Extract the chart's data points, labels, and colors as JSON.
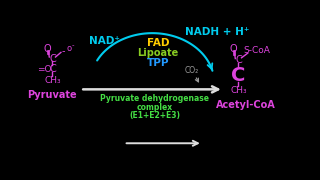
{
  "bg_color": "#000000",
  "pyruvate_label": "Pyruvate",
  "acetylcoa_label": "Acetyl-CoA",
  "complex_line1": "Pyruvate dehydrogenase",
  "complex_line2": "complex",
  "complex_line3": "(E1+E2+E3)",
  "nad_label": "NAD⁺",
  "nadh_label": "NADH + H⁺",
  "fad_label": "FAD",
  "lipoate_label": "Lipoate",
  "tpp_label": "TPP",
  "co2_label": "CO₂",
  "colors": {
    "pyruvate_structure": "#dd44dd",
    "pyruvate_label": "#dd44dd",
    "acetylcoa_structure": "#dd44dd",
    "acetylcoa_label": "#dd44dd",
    "complex_label": "#44dd44",
    "nad": "#00ccee",
    "nadh": "#00ccee",
    "fad": "#ffcc00",
    "lipoate": "#88cc22",
    "tpp": "#2299ff",
    "co2": "#999999",
    "arrow_main": "#dddddd",
    "arrow_curve": "#00ccee"
  }
}
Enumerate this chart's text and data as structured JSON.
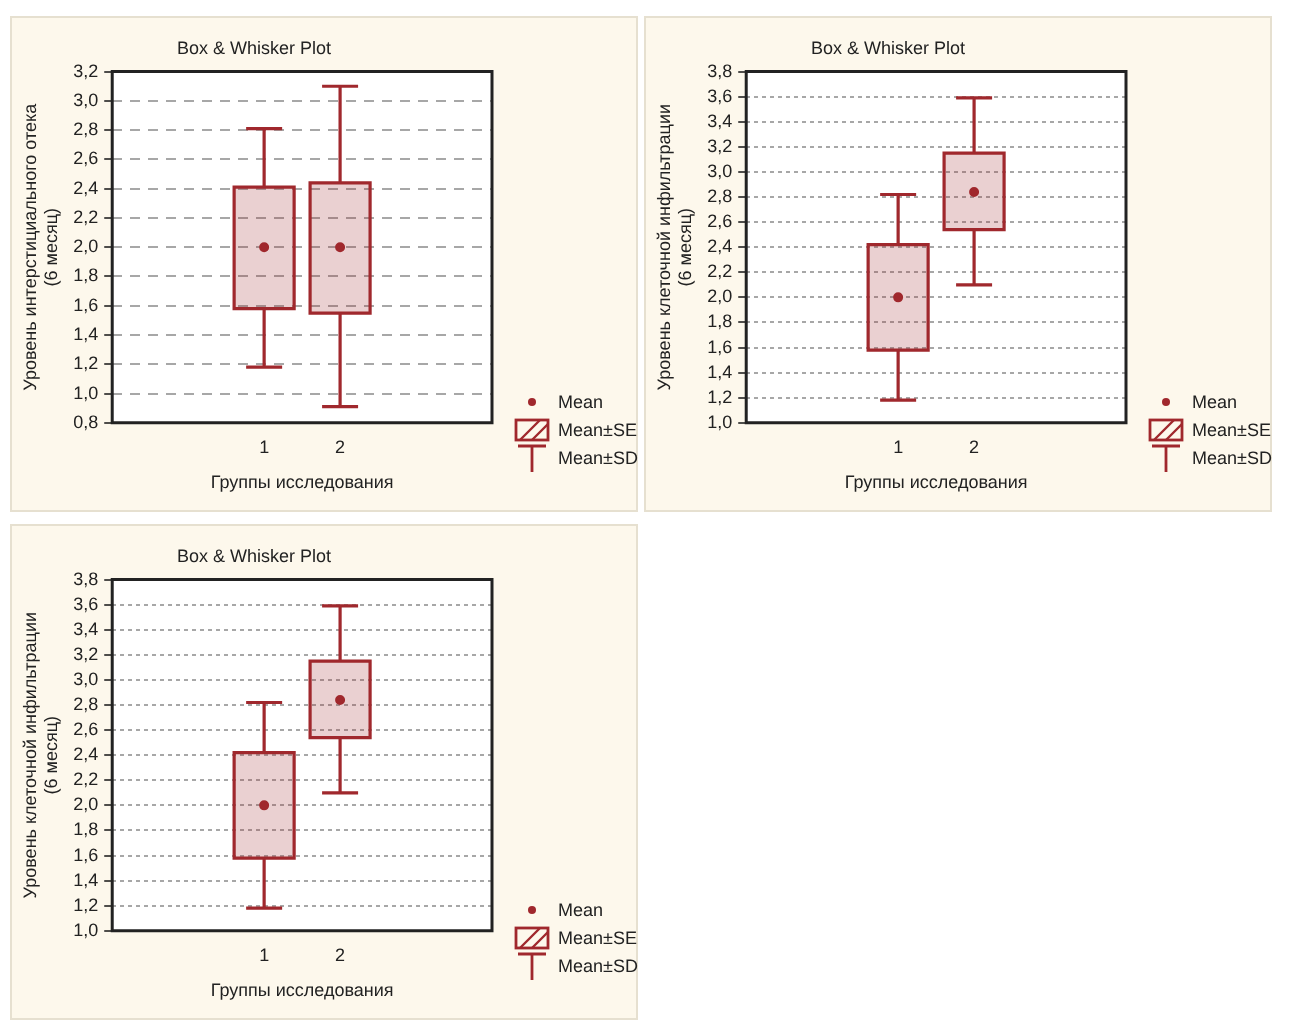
{
  "chart_data": [
    {
      "type": "box",
      "title": "Box & Whisker Plot",
      "xlabel": "Группы исследования",
      "ylabel": "Уровень интерстициального отека (6 месяц)",
      "categories": [
        "1",
        "2"
      ],
      "color": "#a0282d",
      "boxes": [
        {
          "low": 1.18,
          "q1": 1.58,
          "q3": 2.41,
          "high": 2.81,
          "mean": 2.0
        },
        {
          "low": 0.91,
          "q1": 1.55,
          "q3": 2.44,
          "high": 3.1,
          "mean": 2.0
        }
      ],
      "ylim": [
        0.8,
        3.2
      ],
      "yticks": [
        {
          "value": 0.8,
          "label": "0,8"
        },
        {
          "value": 1.0,
          "label": "1,0"
        },
        {
          "value": 1.2,
          "label": "1,2"
        },
        {
          "value": 1.4,
          "label": "1,4"
        },
        {
          "value": 1.6,
          "label": "1,6"
        },
        {
          "value": 1.8,
          "label": "1,8"
        },
        {
          "value": 2.0,
          "label": "2,0"
        },
        {
          "value": 2.2,
          "label": "2,2"
        },
        {
          "value": 2.4,
          "label": "2,4"
        },
        {
          "value": 2.6,
          "label": "2,6"
        },
        {
          "value": 2.8,
          "label": "2,8"
        },
        {
          "value": 3.0,
          "label": "3,0"
        },
        {
          "value": 3.2,
          "label": "3,2"
        }
      ],
      "grid": "y",
      "line_style": "dashed",
      "annotations": [
        "Mean",
        "Mean±SE",
        "Mean±SD"
      ]
    },
    {
      "type": "box",
      "title": "Box & Whisker Plot",
      "xlabel": "Группы исследования",
      "ylabel": "Уровень клеточной инфильтрации (6 месяц)",
      "categories": [
        "1",
        "2"
      ],
      "color": "#a0282d",
      "boxes": [
        {
          "low": 1.18,
          "q1": 1.58,
          "q3": 2.42,
          "high": 2.82,
          "mean": 2.0
        },
        {
          "low": 2.1,
          "q1": 2.54,
          "q3": 3.15,
          "high": 3.59,
          "mean": 2.84
        }
      ],
      "ylim": [
        1.0,
        3.8
      ],
      "yticks": [
        {
          "value": 1.0,
          "label": "1,0"
        },
        {
          "value": 1.2,
          "label": "1,2"
        },
        {
          "value": 1.4,
          "label": "1,4"
        },
        {
          "value": 1.6,
          "label": "1,6"
        },
        {
          "value": 1.8,
          "label": "1,8"
        },
        {
          "value": 2.0,
          "label": "2,0"
        },
        {
          "value": 2.2,
          "label": "2,2"
        },
        {
          "value": 2.4,
          "label": "2,4"
        },
        {
          "value": 2.6,
          "label": "2,6"
        },
        {
          "value": 2.8,
          "label": "2,8"
        },
        {
          "value": 3.0,
          "label": "3,0"
        },
        {
          "value": 3.2,
          "label": "3,2"
        },
        {
          "value": 3.4,
          "label": "3,4"
        },
        {
          "value": 3.6,
          "label": "3,6"
        },
        {
          "value": 3.8,
          "label": "3,8"
        }
      ],
      "grid": "y",
      "line_style": "dotted",
      "annotations": [
        "Mean",
        "Mean±SE",
        "Mean±SD"
      ]
    },
    {
      "type": "box",
      "title": "Box & Whisker Plot",
      "xlabel": "Группы исследования",
      "ylabel": "Уровень клеточной инфильтрации (6 месяц)",
      "categories": [
        "1",
        "2"
      ],
      "color": "#a0282d",
      "boxes": [
        {
          "low": 1.18,
          "q1": 1.58,
          "q3": 2.42,
          "high": 2.82,
          "mean": 2.0
        },
        {
          "low": 2.1,
          "q1": 2.54,
          "q3": 3.15,
          "high": 3.59,
          "mean": 2.84
        }
      ],
      "ylim": [
        1.0,
        3.8
      ],
      "yticks": [
        {
          "value": 1.0,
          "label": "1,0"
        },
        {
          "value": 1.2,
          "label": "1,2"
        },
        {
          "value": 1.4,
          "label": "1,4"
        },
        {
          "value": 1.6,
          "label": "1,6"
        },
        {
          "value": 1.8,
          "label": "1,8"
        },
        {
          "value": 2.0,
          "label": "2,0"
        },
        {
          "value": 2.2,
          "label": "2,2"
        },
        {
          "value": 2.4,
          "label": "2,4"
        },
        {
          "value": 2.6,
          "label": "2,6"
        },
        {
          "value": 2.8,
          "label": "2,8"
        },
        {
          "value": 3.0,
          "label": "3,0"
        },
        {
          "value": 3.2,
          "label": "3,2"
        },
        {
          "value": 3.4,
          "label": "3,4"
        },
        {
          "value": 3.6,
          "label": "3,6"
        },
        {
          "value": 3.8,
          "label": "3,8"
        }
      ],
      "grid": "y",
      "line_style": "dotted",
      "annotations": [
        "Mean",
        "Mean±SE",
        "Mean±SD"
      ]
    }
  ]
}
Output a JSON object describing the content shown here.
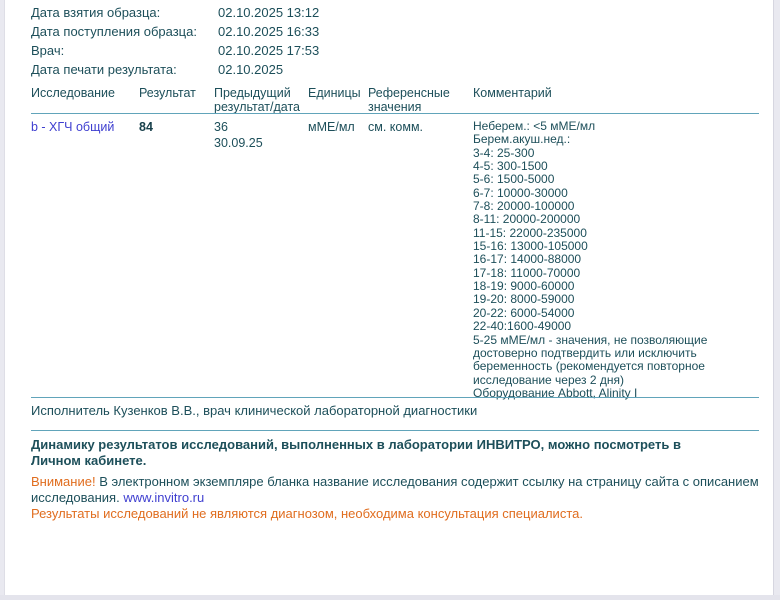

____

Problem requirements »
Write out every record above exactly as it stands, but leave out the pictures.

Answer »
Extract the chart's data points, labels, and colors as JSON.
{
  "bg_color": "#000000",
  "pyruvate_label": "Pyruvate",
  "acetylcoa_label": "Acetyl-CoA",
  "complex_line1": "Pyruvate dehydrogenase",
  "complex_line2": "complex",
  "complex_line3": "(E1+E2+E3)",
  "nad_label": "NAD⁺",
  "nadh_label": "NADH + H⁺",
  "fad_label": "FAD",
  "lipoate_label": "Lipoate",
  "tpp_label": "TPP",
  "co2_label": "CO₂",
  "colors": {
    "pyruvate_structure": "#dd44dd",
    "pyruvate_label": "#dd44dd",
    "acetylcoa_structure": "#dd44dd",
    "acetylcoa_label": "#dd44dd",
    "complex_label": "#44dd44",
    "nad": "#00ccee",
    "nadh": "#00ccee",
    "fad": "#ffcc00",
    "lipoate": "#88cc22",
    "tpp": "#2299ff",
    "co2": "#999999",
    "arrow_main": "#dddddd",
    "arrow_curve": "#00ccee"
  }
}
Enumerate this chart's text and data as structured JSON.
{
  "chart_data": [
    {
      "type": "box",
      "title": "Box & Whisker Plot",
      "xlabel": "Группы исследования",
      "ylabel": "Уровень интерстициального отека (6 месяц)",
      "categories": [
        "1",
        "2"
      ],
      "color": "#a0282d",
      "boxes": [
        {
          "low": 1.18,
          "q1": 1.58,
          "q3": 2.41,
          "high": 2.81,
          "mean": 2.0
        },
        {
          "low": 0.91,
          "q1": 1.55,
          "q3": 2.44,
          "high": 3.1,
          "mean": 2.0
        }
      ],
      "ylim": [
        0.8,
        3.2
      ],
      "yticks": [
        {
          "value": 0.8,
          "label": "0,8"
        },
        {
          "value": 1.0,
          "label": "1,0"
        },
        {
          "value": 1.2,
          "label": "1,2"
        },
        {
          "value": 1.4,
          "label": "1,4"
        },
        {
          "value": 1.6,
          "label": "1,6"
        },
        {
          "value": 1.8,
          "label": "1,8"
        },
        {
          "value": 2.0,
          "label": "2,0"
        },
        {
          "value": 2.2,
          "label": "2,2"
        },
        {
          "value": 2.4,
          "label": "2,4"
        },
        {
          "value": 2.6,
          "label": "2,6"
        },
        {
          "value": 2.8,
          "label": "2,8"
        },
        {
          "value": 3.0,
          "label": "3,0"
        },
        {
          "value": 3.2,
          "label": "3,2"
        }
      ],
      "grid": "y",
      "line_style": "dashed",
      "annotations": [
        "Mean",
        "Mean±SE",
        "Mean±SD"
      ]
    },
    {
      "type": "box",
      "title": "Box & Whisker Plot",
      "xlabel": "Группы исследования",
      "ylabel": "Уровень клеточной инфильтрации (6 месяц)",
      "categories": [
        "1",
        "2"
      ],
      "color": "#a0282d",
      "boxes": [
        {
          "low": 1.18,
          "q1": 1.58,
          "q3": 2.42,
          "high": 2.82,
          "mean": 2.0
        },
        {
          "low": 2.1,
          "q1": 2.54,
          "q3": 3.15,
          "high": 3.59,
          "mean": 2.84
        }
      ],
      "ylim": [
        1.0,
        3.8
      ],
      "yticks": [
        {
          "value": 1.0,
          "label": "1,0"
        },
        {
          "value": 1.2,
          "label": "1,2"
        },
        {
          "value": 1.4,
          "label": "1,4"
        },
        {
          "value": 1.6,
          "label": "1,6"
        },
        {
          "value": 1.8,
          "label": "1,8"
        },
        {
          "value": 2.0,
          "label": "2,0"
        },
        {
          "value": 2.2,
          "label": "2,2"
        },
        {
          "value": 2.4,
          "label": "2,4"
        },
        {
          "value": 2.6,
          "label": "2,6"
        },
        {
          "value": 2.8,
          "label": "2,8"
        },
        {
          "value": 3.0,
          "label": "3,0"
        },
        {
          "value": 3.2,
          "label": "3,2"
        },
        {
          "value": 3.4,
          "label": "3,4"
        },
        {
          "value": 3.6,
          "label": "3,6"
        },
        {
          "value": 3.8,
          "label": "3,8"
        }
      ],
      "grid": "y",
      "line_style": "dotted",
      "annotations": [
        "Mean",
        "Mean±SE",
        "Mean±SD"
      ]
    },
    {
      "type": "box",
      "title": "Box & Whisker Plot",
      "xlabel": "Группы исследования",
      "ylabel": "Уровень клеточной инфильтрации (6 месяц)",
      "categories": [
        "1",
        "2"
      ],
      "color": "#a0282d",
      "boxes": [
        {
          "low": 1.18,
          "q1": 1.58,
          "q3": 2.42,
          "high": 2.82,
          "mean": 2.0
        },
        {
          "low": 2.1,
          "q1": 2.54,
          "q3": 3.15,
          "high": 3.59,
          "mean": 2.84
        }
      ],
      "ylim": [
        1.0,
        3.8
      ],
      "yticks": [
        {
          "value": 1.0,
          "label": "1,0"
        },
        {
          "value": 1.2,
          "label": "1,2"
        },
        {
          "value": 1.4,
          "label": "1,4"
        },
        {
          "value": 1.6,
          "label": "1,6"
        },
        {
          "value": 1.8,
          "label": "1,8"
        },
        {
          "value": 2.0,
          "label": "2,0"
        },
        {
          "value": 2.2,
          "label": "2,2"
        },
        {
          "value": 2.4,
          "label": "2,4"
        },
        {
          "value": 2.6,
          "label": "2,6"
        },
        {
          "value": 2.8,
          "label": "2,8"
        },
        {
          "value": 3.0,
          "label": "3,0"
        },
        {
          "value": 3.2,
          "label": "3,2"
        },
        {
          "value": 3.4,
          "label": "3,4"
        },
        {
          "value": 3.6,
          "label": "3,6"
        },
        {
          "value": 3.8,
          "label": "3,8"
        }
      ],
      "grid": "y",
      "line_style": "dotted",
      "annotations": [
        "Mean",
        "Mean±SE",
        "Mean±SD"
      ]
    }
  ]
}
Output a JSON object describing the content shown here.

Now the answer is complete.